**SET TASK 1**: In the hand call thread below, condense the paragraph beginning "Critter Call by Carlton's Calls" into a short bulleted list that keeps its main facts.
**SET TASK 2**: Pick up the hand call thread below where it stops and write the next post.

**SOURCE PASSAGE**:
# what hand call to get



## kelton1491 (Dec 28, 2006)

Im looking for a new hand call and was wanting to know what to get? :eyeroll:


----------



## boondocks (Jan 27, 2006)

Critter Call by Carlton's Calls IMO is far above the rest. I'm sure you will get many different responses to this post. All I have ever hunted with has been hand calls. There are a ton out there and I'v tried most all of them and like I said I feel Critter Calls are far superior than the rest. There cheap so buy a bunch and see what works best for you. I would definately go with an open reed call. Closed reed calls freeze up as soon as the temp drops below freezing and become useless.


----------



## Brad.T (Mar 29, 2004)

Critr Calls


----------



## Danny B (Jun 6, 2006)

They all work, it's the person using the hand call that makes the difference. 
To say one call is better then another would be like asking what caliber is best for coyotes? You'll never get a right answer.


----------



## cpnhgnlngct (Jan 3, 2007)

Randy Anderson Signature Primos calls... easy to call with for frist timers like me


----------



## HUNTING JUNKY (Feb 24, 2006)

I would also recommend the primos/randy anderson line of calls... preferably the lil' dog... :beer:


----------



## Fallguy (Jan 23, 2004)

Another vote for Crit R Calls.


----------



## kiddmen57 (Oct 13, 2006)

make that another for the crit R call.

my favorite.

its the gree one, second from left.










left is a howler, the black is a tweety, and then a closed reeed call with a mouse reed in the other end. stops em when they get in close. 
dont really like the closed reed call that much, less volume and less control.


----------



## Fallguy (Jan 23, 2004)

kiddmen57

Your lanyard setup looks about identical to mine, except instead of the closed reed I carry a Crit R Call Songdog. To me it's a howler and distress call in one.

One tip with teh Crit R Calls. You don't want to lose them, so heres what I do. I take those green castration bands and put TWO of them on the call body right by the coyote head sticker on the call. It is pretty hard to get them stretched up on there (watch your fingers!). But once you get two on there you can put your lanyard loop between them and you won't lose your favorite call.


----------



## kevin.k (Dec 31, 2005)

Yeah no kidding i lost my crit R' call MAGNUM, or thought i did i ended up hunting one stand wlakin 2 miles back to the truck then getting to the truck saying o SH*T, lucky me it just snowed  follwed my tracks back and found it!!!! :beer:


----------



## Fallguy (Jan 23, 2004)

You walk 2 MILES to get to your stand. You don't need to do that you know.


----------



## Wingmaster55 (Feb 25, 2006)

So far I really like johnny stewart calls I have a PC-1 and PC-7 rabbit distress and Mac daddy howler!! The PC-7 is a closed reed and is weather resistant. Cost me $9.99


----------



## kelton1491 (Dec 28, 2006)

Thanks for the tips guys i have been in alaska for the last while


----------



## coyote_buster (Mar 11, 2007)

**GIVEN RECORDS**:
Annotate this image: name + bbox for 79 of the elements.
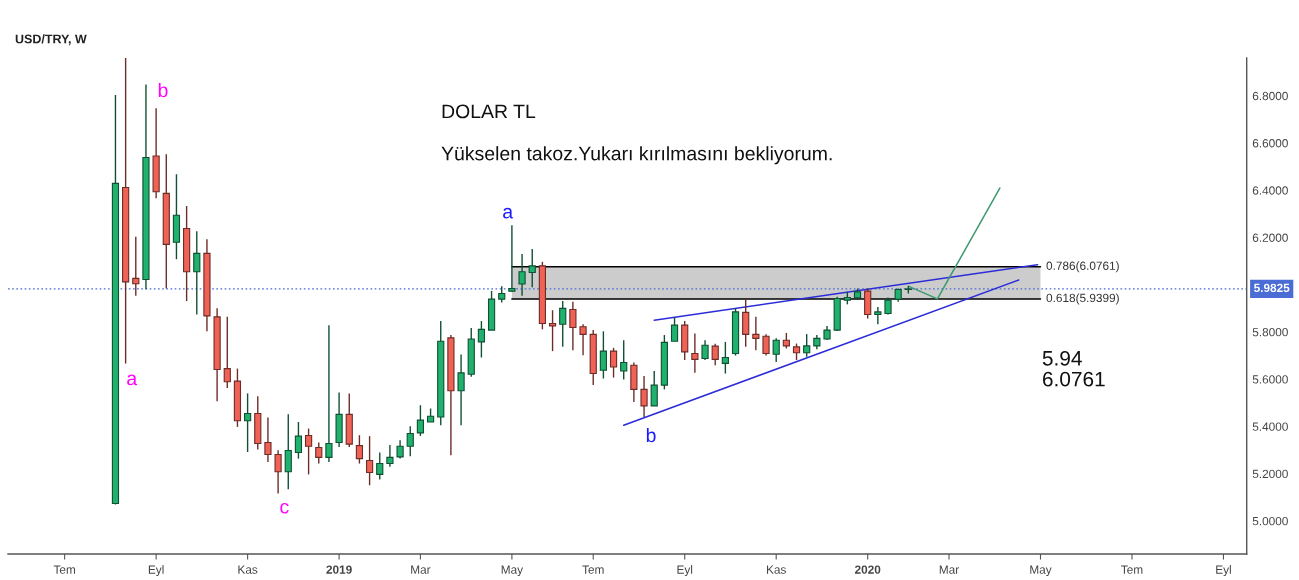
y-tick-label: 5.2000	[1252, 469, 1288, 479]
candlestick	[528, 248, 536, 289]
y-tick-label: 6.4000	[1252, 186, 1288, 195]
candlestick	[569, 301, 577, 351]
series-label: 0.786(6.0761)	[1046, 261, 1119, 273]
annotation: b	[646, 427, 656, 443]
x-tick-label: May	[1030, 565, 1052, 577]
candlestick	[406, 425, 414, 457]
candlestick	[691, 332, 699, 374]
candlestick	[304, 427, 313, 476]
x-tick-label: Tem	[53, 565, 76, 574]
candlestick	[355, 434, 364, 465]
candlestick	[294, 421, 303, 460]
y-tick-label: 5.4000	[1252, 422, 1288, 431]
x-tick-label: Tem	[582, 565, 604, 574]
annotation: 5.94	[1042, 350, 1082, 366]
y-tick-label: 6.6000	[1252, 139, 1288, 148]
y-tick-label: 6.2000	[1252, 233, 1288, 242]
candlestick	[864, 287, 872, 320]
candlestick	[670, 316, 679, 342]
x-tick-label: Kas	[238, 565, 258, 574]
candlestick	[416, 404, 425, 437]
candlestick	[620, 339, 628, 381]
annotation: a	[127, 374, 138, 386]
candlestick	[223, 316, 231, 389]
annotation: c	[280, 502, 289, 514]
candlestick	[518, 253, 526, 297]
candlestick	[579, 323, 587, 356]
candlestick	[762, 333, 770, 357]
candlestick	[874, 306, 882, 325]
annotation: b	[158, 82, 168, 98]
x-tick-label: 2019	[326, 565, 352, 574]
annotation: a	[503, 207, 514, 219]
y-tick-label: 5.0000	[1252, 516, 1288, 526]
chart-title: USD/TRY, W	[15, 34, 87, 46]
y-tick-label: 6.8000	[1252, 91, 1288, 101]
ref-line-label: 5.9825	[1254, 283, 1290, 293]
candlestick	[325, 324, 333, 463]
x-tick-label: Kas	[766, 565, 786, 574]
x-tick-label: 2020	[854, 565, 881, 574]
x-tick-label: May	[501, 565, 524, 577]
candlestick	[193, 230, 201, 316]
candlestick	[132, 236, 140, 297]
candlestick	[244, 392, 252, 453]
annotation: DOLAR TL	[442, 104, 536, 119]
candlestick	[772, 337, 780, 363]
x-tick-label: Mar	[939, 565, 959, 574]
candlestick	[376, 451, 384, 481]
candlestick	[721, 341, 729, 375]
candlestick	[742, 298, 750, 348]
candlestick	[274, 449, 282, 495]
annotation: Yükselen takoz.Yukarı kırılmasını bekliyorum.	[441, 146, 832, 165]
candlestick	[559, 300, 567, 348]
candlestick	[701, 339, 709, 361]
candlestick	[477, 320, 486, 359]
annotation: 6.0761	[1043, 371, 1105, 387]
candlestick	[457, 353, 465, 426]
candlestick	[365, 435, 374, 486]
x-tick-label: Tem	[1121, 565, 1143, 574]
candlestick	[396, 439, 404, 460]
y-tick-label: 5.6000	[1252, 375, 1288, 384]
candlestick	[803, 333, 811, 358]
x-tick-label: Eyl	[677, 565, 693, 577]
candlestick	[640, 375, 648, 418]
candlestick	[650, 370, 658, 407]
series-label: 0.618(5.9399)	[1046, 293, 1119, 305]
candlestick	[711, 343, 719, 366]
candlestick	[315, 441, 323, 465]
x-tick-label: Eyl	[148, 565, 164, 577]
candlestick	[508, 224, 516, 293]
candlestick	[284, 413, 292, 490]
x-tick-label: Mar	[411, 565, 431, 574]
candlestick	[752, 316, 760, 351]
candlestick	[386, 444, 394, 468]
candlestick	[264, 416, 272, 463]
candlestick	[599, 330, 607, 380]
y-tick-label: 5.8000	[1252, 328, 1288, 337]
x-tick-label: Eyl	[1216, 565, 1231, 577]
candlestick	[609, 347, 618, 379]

---

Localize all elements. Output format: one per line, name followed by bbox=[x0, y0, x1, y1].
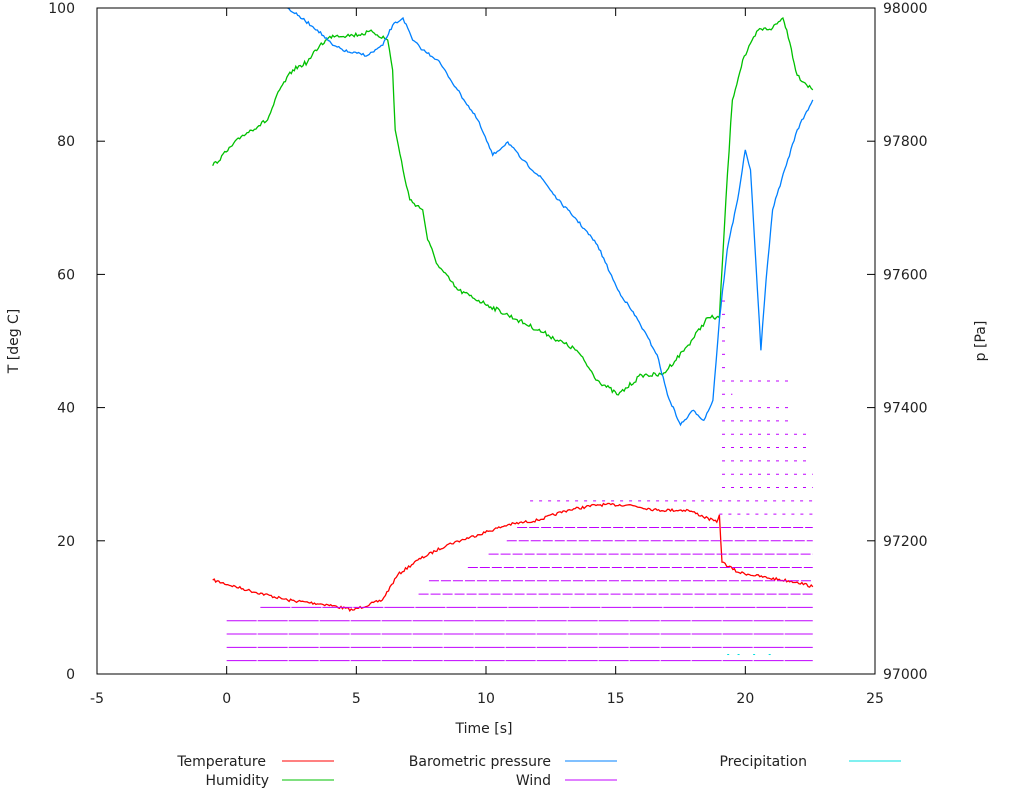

**EXERCISE RESPONSE 1**:
- The poster considers Critter Call by Carlton's Calls far better than the rest.
- The poster has hunted only with hand calls and has tried most of the many available.
- The calls are cheap, so buying several and testing them is suggested.
- An open reed call is recommended.
- Closed reed calls freeze up once the temperature drops below freezing and become useless.

**EXERCISE RESPONSE 2**:
There will probably be times when I could get two miles from my truck this coming winter when I'm calling along the river. I will just keep working farther down the stream (and from the road). Though I don't think I will get quite two miles away though. Maybe 3/4.


----------



## glv (May 31, 2007)

I like critr calls too. The magnum is the one I use. I find it easy to blow through and make good sounds. I also like the Ki-Yi. It has worked really well for me. My next favorite one is probably the red desert howler. It really adds distance to the howl.


----------



## DVXDUDE (Apr 3, 2007)

johnny stewart PC-3 jackrabbit distress open reed call. I find it makes the most realistic sound. I also use the Lil-dog and the hot-dog.


----------



## hunterhugg (Jun 27, 2007)

i swear by the raspy coaxer by primos here in the eastern states


----------



## Fallguy (Jan 23, 2004)

Yeah that Magnum is quite the deal for a cheap howler. I think I will have to pick up another one for a spare next time I see one for sale!


----------



## kevin.k (Dec 31, 2005)

ill buy the last one again so you cant have any haha


----------



## Fallguy (Jan 23, 2004)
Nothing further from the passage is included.